Given instruction: State the number of lines below in which the word "测控技术与仪器" appears. Nothing else belongs in the answer.

Source material:

|---|

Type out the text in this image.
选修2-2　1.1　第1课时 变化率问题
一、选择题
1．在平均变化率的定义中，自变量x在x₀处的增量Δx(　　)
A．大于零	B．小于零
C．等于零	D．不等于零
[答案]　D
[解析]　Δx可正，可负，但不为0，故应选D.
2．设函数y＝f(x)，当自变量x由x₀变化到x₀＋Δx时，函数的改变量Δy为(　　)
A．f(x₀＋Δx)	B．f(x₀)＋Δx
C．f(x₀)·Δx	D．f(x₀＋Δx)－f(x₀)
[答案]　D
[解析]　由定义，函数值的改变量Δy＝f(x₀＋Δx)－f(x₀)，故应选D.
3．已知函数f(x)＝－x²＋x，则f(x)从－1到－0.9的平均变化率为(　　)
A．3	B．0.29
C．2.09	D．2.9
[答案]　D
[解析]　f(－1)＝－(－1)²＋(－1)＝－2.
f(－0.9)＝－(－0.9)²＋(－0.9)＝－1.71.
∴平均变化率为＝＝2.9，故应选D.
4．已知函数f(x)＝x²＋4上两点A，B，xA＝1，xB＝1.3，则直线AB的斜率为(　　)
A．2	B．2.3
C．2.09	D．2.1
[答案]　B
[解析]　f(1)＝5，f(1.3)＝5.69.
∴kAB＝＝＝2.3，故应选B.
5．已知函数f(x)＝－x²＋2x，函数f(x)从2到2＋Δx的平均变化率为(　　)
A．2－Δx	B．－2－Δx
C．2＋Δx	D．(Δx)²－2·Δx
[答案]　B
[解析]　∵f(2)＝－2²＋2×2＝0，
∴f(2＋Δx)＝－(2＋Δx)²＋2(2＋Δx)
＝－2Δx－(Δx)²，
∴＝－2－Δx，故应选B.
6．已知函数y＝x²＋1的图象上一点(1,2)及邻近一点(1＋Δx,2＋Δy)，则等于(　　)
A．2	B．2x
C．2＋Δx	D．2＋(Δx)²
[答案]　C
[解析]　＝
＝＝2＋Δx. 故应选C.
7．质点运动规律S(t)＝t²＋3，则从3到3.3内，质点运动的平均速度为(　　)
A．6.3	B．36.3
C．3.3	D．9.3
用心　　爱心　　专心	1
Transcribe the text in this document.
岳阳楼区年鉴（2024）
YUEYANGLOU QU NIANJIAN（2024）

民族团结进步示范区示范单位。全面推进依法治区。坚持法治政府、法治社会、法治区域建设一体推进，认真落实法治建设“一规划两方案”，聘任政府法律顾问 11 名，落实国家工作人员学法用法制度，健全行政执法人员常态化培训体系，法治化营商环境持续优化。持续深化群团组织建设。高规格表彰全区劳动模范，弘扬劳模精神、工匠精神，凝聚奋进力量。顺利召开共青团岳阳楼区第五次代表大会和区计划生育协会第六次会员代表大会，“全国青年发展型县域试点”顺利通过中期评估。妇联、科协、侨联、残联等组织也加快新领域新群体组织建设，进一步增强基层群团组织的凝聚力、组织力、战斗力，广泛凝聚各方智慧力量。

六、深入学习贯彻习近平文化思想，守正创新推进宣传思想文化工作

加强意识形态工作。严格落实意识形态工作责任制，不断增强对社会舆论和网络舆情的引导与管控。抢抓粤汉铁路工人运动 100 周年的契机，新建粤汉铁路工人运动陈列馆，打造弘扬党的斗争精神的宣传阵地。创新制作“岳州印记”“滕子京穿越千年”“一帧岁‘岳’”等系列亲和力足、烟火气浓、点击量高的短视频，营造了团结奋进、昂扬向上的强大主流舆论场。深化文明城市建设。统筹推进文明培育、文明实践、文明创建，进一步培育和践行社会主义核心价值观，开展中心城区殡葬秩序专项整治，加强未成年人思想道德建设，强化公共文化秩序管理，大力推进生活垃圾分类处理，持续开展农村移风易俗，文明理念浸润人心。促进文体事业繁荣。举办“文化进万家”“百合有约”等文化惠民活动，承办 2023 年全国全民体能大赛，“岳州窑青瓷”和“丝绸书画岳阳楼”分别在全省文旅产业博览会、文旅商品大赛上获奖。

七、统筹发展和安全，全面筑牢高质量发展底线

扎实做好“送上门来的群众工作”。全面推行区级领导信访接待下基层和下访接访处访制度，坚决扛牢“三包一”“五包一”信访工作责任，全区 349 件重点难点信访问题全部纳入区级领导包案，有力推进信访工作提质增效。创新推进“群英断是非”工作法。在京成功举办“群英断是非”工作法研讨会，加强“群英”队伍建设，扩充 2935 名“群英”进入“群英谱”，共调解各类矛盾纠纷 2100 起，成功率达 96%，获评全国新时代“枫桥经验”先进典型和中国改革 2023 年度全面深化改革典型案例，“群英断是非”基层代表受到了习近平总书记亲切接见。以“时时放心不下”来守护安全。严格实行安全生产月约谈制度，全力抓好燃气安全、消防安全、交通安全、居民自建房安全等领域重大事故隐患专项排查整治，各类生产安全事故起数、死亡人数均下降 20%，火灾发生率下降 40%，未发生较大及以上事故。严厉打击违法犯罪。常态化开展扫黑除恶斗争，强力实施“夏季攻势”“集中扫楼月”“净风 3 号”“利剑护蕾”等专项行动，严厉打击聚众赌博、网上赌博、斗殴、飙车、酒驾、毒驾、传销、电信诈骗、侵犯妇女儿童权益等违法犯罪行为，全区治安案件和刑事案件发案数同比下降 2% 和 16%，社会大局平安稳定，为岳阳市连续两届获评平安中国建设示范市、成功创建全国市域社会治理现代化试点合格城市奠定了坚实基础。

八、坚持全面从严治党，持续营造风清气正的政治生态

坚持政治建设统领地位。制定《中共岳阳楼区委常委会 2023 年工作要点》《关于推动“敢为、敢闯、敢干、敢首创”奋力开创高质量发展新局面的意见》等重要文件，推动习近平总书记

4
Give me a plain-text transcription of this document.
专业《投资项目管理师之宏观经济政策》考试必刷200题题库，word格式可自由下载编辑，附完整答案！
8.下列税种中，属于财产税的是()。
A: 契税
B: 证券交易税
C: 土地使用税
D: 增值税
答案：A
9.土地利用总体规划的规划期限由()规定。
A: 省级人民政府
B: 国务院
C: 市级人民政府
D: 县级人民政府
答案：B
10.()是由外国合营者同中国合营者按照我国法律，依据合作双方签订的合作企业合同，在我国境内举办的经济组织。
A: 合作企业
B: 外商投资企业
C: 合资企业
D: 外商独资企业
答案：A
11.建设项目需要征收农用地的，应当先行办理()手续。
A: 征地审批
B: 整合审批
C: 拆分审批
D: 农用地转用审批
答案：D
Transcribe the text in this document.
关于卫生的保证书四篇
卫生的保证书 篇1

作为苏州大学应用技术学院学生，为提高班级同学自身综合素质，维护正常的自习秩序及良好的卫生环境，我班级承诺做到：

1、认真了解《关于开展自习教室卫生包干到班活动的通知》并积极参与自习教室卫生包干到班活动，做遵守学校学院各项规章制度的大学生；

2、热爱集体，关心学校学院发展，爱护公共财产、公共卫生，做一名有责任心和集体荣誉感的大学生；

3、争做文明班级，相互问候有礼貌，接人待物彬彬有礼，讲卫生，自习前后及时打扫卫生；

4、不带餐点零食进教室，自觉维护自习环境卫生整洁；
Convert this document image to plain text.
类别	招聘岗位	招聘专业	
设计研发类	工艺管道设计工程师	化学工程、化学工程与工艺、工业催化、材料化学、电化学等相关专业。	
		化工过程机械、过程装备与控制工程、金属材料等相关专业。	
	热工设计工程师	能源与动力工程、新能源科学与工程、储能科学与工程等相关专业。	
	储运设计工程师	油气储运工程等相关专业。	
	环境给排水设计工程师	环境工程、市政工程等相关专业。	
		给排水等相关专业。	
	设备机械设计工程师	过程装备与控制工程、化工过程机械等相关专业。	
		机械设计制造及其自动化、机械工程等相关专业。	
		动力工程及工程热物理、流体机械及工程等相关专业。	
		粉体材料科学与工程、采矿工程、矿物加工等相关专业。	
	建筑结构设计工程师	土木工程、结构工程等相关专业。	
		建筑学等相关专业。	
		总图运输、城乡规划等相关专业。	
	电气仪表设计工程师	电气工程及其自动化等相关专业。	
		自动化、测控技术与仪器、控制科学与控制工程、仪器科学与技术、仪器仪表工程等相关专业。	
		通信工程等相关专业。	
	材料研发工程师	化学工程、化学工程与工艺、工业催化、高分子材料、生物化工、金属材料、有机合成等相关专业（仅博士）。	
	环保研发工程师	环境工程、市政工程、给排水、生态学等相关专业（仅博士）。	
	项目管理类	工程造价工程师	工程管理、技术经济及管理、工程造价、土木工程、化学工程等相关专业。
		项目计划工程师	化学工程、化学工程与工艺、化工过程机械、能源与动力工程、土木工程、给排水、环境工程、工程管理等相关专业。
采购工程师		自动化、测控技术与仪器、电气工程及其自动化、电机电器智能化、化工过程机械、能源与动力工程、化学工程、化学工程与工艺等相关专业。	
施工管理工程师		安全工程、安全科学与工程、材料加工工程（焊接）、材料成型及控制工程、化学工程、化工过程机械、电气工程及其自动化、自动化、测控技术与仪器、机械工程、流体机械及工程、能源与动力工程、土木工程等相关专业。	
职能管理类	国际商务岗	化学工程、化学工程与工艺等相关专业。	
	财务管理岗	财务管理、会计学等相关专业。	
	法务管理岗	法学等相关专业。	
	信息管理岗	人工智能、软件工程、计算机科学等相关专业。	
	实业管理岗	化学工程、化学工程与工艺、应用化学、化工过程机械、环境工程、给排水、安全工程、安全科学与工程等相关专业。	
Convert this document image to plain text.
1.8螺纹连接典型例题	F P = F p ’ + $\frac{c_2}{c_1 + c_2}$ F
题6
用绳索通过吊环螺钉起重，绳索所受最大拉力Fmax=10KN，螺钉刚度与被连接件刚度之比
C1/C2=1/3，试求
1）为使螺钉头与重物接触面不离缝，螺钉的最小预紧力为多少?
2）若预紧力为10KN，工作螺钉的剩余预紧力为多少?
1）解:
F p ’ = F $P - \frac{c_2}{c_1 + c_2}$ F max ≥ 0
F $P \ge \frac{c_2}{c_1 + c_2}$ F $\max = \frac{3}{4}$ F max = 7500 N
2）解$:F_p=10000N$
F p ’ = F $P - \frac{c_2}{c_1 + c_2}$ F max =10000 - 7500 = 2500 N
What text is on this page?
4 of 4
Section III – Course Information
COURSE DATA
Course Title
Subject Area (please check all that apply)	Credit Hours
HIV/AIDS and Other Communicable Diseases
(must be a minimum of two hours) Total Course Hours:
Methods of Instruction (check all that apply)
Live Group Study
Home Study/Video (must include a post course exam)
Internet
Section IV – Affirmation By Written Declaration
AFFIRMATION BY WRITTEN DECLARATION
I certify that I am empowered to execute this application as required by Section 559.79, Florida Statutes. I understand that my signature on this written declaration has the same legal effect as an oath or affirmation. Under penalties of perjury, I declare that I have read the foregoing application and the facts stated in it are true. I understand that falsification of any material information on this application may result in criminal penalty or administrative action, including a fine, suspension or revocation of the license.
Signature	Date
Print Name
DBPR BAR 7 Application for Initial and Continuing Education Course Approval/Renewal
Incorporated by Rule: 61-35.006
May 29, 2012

|---|

Task response: 3